## Work required
Only lines below containing the string "JSON" should be counted; please give that count by itself.
*** Opening of The input ***
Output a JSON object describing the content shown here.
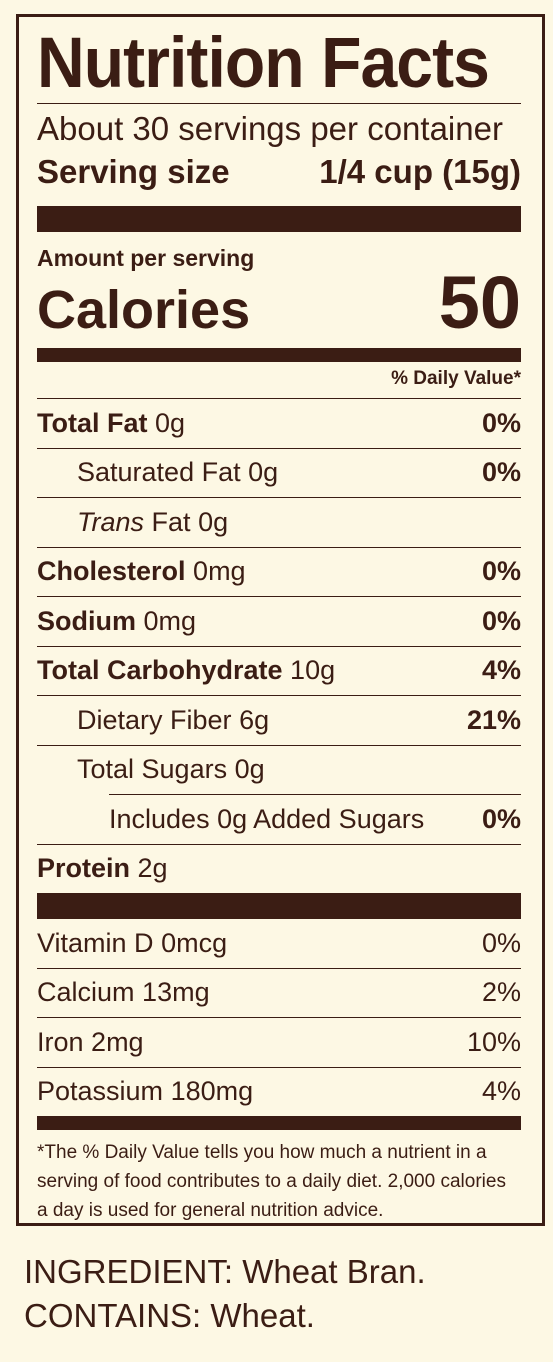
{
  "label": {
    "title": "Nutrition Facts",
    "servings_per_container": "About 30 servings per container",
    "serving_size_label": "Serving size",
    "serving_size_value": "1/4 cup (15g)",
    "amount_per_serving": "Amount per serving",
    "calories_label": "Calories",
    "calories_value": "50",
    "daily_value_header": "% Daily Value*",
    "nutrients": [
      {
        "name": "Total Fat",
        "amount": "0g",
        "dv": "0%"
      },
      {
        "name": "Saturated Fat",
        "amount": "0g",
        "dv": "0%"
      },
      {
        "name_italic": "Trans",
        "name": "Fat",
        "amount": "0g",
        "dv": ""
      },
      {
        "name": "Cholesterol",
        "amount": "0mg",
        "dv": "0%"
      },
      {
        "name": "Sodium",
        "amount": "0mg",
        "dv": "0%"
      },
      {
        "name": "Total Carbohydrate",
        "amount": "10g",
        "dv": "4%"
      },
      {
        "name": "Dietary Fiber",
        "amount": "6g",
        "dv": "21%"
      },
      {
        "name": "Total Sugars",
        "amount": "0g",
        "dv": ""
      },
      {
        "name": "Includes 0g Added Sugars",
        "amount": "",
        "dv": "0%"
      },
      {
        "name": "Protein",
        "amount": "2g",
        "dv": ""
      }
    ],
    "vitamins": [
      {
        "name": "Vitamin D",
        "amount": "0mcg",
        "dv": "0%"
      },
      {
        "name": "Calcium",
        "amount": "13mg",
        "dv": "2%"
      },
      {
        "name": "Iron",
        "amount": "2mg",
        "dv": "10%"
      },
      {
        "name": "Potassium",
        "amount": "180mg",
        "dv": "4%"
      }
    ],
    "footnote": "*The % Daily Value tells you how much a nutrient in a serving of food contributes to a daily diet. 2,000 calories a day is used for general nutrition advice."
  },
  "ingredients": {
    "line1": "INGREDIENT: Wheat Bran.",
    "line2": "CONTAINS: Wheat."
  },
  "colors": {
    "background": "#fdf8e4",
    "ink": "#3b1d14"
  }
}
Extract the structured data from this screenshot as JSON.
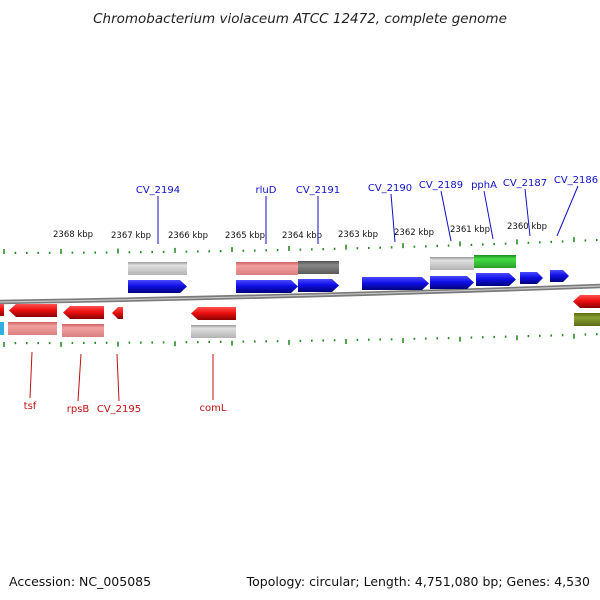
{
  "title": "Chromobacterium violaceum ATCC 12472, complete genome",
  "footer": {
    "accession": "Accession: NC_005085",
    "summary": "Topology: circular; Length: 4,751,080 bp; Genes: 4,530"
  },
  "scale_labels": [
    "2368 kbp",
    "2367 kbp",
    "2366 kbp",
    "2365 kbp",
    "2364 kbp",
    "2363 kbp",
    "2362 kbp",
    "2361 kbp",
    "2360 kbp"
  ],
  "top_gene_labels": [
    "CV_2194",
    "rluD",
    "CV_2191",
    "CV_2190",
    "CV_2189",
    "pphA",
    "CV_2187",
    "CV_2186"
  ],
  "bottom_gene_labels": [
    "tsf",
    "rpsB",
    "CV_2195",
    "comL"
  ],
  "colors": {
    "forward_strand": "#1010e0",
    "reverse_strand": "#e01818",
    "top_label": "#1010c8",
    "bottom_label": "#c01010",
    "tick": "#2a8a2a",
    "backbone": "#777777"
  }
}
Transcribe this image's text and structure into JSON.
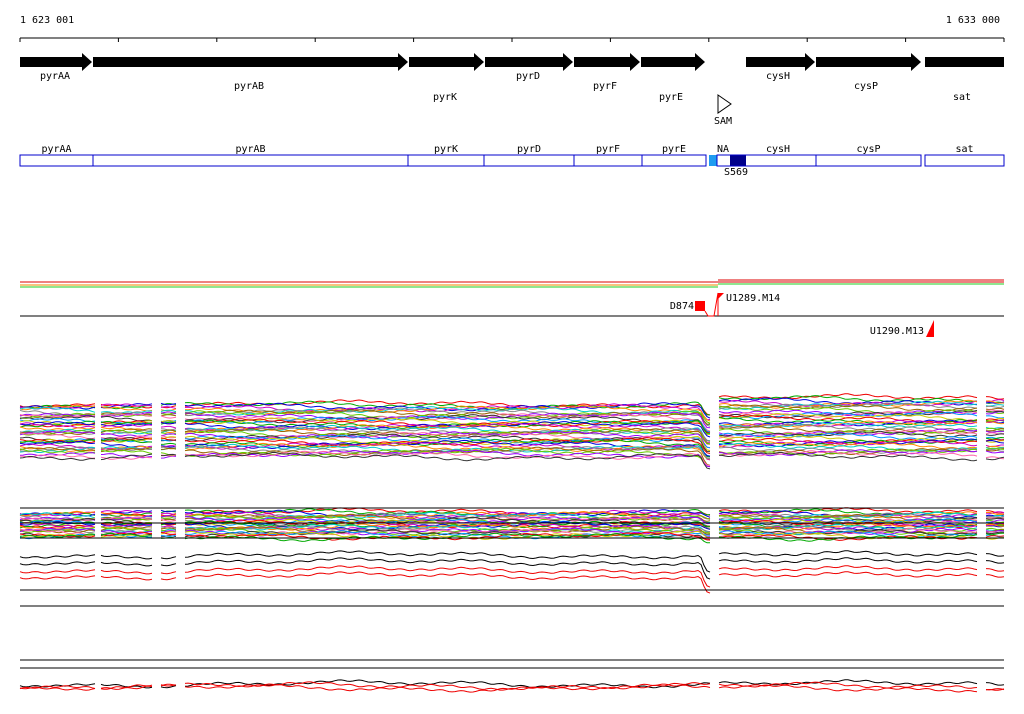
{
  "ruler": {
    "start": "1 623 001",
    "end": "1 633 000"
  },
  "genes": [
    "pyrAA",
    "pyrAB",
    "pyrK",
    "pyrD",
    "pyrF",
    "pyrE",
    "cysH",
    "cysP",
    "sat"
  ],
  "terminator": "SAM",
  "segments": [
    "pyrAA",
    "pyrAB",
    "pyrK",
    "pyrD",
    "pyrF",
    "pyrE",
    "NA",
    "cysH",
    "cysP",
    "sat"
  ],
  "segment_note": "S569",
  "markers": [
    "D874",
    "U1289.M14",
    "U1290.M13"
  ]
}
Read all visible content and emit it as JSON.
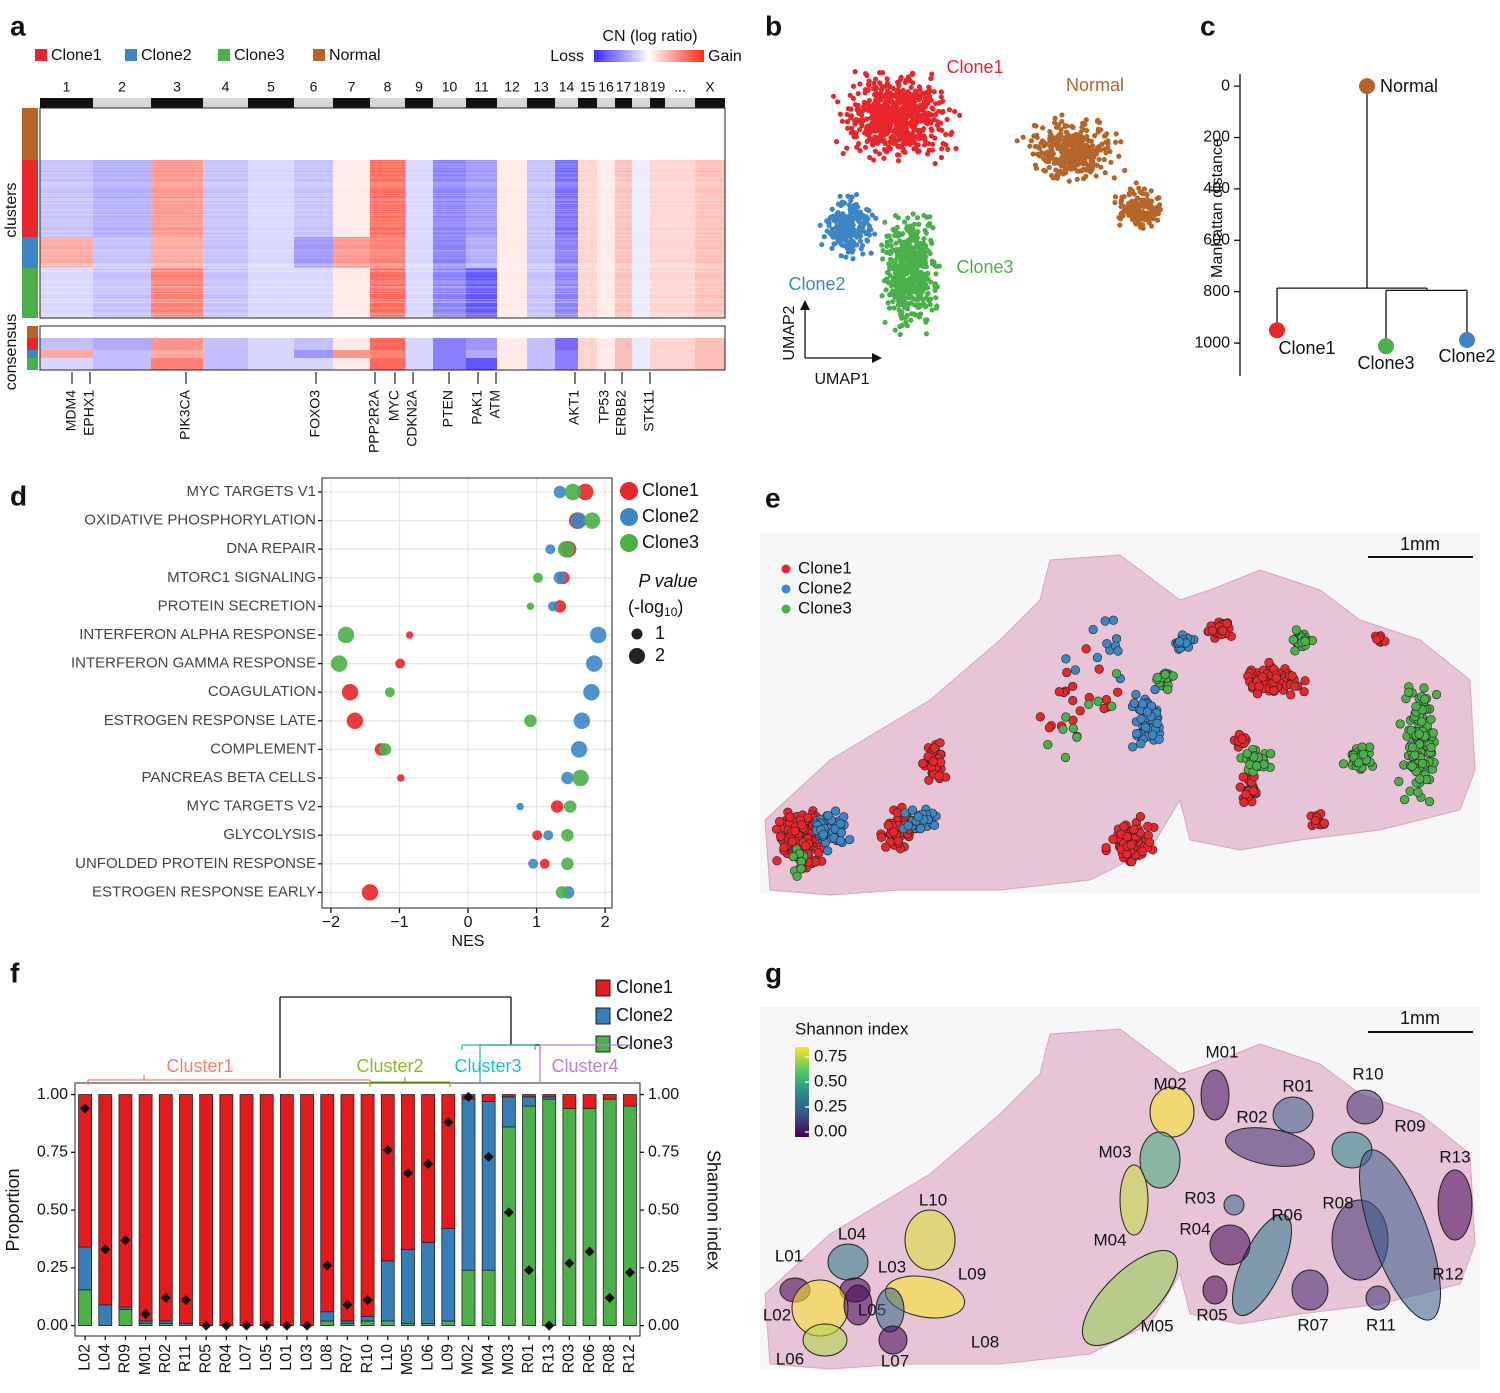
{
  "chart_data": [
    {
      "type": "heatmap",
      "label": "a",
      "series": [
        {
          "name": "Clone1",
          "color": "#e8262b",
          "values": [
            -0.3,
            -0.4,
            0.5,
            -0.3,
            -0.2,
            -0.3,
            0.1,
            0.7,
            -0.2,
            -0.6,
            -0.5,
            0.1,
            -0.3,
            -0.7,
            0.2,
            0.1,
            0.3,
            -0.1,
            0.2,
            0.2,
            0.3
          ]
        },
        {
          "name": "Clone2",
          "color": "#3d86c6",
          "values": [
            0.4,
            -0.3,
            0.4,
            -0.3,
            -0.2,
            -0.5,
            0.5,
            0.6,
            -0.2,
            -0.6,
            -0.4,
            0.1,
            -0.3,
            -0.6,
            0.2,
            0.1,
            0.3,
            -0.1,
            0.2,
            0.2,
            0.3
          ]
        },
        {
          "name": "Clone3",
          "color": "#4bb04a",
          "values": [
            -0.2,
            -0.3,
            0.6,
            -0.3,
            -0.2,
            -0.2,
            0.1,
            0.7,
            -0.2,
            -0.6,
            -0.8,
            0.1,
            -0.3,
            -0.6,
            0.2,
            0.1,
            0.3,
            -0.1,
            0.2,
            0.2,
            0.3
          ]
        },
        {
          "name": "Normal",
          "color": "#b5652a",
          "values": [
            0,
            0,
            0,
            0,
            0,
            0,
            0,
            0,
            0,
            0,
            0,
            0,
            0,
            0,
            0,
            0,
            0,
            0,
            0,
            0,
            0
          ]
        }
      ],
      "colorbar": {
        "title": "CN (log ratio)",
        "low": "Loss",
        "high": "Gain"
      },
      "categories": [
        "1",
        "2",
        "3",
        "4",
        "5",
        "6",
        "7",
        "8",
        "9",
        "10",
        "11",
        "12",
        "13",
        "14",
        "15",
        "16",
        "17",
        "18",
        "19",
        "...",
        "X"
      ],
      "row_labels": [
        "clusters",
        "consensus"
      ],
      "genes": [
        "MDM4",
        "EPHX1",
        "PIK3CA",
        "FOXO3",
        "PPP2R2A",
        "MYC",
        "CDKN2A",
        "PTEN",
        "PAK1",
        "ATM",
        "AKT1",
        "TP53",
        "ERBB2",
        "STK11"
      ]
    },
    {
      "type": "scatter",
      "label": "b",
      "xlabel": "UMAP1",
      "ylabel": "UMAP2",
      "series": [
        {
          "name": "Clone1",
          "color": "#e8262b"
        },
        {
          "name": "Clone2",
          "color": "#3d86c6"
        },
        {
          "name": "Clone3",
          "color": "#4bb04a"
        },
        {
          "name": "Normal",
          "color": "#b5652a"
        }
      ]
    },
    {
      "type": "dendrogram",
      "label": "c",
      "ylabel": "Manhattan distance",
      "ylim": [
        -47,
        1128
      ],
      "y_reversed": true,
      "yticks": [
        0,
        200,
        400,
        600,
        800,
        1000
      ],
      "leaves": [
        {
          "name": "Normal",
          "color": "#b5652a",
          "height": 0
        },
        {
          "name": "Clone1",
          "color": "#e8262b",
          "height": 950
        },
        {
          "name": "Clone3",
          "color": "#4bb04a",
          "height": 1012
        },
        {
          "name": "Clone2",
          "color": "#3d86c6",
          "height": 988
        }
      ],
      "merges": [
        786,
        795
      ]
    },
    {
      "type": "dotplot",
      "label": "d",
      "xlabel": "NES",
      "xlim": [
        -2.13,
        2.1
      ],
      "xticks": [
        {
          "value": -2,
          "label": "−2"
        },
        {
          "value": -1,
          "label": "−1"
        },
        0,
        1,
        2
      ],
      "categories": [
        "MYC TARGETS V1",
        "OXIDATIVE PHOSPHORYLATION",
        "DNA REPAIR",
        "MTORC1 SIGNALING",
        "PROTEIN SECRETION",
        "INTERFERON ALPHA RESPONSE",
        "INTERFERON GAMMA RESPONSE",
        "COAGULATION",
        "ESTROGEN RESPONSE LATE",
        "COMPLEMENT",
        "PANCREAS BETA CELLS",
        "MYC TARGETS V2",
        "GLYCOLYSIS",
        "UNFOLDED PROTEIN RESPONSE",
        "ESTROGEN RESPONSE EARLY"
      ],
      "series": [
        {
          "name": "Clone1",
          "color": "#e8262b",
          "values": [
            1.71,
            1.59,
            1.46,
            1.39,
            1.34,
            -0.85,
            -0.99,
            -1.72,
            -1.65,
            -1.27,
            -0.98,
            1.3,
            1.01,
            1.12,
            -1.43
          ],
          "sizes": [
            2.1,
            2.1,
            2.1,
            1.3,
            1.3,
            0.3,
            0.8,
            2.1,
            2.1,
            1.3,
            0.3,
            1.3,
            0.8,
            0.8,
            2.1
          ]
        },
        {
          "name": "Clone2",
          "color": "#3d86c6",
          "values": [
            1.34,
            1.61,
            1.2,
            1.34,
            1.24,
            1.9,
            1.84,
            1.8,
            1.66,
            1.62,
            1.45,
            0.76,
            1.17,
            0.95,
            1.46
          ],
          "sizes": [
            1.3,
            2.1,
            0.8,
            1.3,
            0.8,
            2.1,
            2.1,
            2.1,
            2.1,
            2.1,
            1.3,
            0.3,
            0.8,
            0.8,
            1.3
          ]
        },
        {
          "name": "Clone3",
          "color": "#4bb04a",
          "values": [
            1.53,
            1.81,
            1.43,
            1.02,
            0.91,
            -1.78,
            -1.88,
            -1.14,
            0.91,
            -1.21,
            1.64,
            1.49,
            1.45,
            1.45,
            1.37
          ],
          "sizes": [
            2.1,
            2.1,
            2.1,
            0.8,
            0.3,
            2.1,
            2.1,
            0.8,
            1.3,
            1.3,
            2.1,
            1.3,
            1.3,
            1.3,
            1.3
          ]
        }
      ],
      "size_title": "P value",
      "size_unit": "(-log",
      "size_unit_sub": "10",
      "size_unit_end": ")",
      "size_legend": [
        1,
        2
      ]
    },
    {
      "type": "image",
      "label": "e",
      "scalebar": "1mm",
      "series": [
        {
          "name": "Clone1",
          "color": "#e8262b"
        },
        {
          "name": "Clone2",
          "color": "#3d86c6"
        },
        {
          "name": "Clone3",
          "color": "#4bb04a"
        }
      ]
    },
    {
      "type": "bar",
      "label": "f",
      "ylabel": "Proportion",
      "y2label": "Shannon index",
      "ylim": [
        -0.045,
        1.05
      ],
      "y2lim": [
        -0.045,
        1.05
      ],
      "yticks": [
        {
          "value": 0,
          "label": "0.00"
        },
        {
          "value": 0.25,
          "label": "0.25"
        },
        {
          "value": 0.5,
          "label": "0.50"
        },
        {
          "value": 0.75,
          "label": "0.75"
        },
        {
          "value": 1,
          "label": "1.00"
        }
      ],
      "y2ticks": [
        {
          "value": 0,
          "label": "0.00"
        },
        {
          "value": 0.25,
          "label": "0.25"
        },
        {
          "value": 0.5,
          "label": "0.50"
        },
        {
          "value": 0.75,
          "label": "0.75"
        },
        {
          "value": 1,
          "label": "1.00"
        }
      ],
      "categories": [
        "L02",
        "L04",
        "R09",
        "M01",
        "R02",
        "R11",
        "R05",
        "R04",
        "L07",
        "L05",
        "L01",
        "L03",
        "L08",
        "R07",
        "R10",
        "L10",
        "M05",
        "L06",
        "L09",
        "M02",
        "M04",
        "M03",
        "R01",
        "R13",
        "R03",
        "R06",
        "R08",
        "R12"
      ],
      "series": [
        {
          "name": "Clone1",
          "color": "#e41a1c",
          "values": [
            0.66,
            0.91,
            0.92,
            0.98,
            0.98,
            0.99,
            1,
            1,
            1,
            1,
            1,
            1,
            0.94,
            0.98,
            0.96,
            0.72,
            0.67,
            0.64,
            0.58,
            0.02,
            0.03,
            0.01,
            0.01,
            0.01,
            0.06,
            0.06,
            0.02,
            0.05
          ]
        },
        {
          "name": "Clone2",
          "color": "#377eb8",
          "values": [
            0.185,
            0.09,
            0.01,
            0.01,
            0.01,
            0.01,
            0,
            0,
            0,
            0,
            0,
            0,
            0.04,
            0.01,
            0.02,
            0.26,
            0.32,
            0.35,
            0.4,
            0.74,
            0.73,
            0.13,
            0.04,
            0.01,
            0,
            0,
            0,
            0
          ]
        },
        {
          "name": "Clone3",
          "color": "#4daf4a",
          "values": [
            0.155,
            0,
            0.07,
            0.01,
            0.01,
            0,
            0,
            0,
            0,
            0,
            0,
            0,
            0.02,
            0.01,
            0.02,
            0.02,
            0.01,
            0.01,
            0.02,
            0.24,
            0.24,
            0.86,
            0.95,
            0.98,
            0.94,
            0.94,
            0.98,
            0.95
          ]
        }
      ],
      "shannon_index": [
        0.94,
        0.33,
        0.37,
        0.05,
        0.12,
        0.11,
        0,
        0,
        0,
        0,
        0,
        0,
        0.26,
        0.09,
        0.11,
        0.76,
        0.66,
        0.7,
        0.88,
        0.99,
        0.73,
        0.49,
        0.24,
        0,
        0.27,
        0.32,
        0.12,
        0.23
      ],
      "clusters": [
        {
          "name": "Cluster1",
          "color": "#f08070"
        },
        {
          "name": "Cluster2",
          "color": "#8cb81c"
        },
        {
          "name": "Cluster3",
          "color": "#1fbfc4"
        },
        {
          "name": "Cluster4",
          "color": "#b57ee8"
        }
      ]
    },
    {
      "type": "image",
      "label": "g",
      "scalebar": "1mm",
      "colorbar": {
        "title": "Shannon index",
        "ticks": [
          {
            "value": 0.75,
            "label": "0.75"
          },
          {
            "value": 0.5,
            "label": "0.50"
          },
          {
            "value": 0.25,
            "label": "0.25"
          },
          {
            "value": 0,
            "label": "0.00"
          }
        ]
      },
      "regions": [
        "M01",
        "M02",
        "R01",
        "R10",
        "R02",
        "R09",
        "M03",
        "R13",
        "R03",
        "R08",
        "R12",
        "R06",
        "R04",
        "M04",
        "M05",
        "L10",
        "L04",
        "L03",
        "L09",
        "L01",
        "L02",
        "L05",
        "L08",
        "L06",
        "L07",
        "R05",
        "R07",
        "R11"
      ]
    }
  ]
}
*** Close of The input ***
## Result of this exercise
4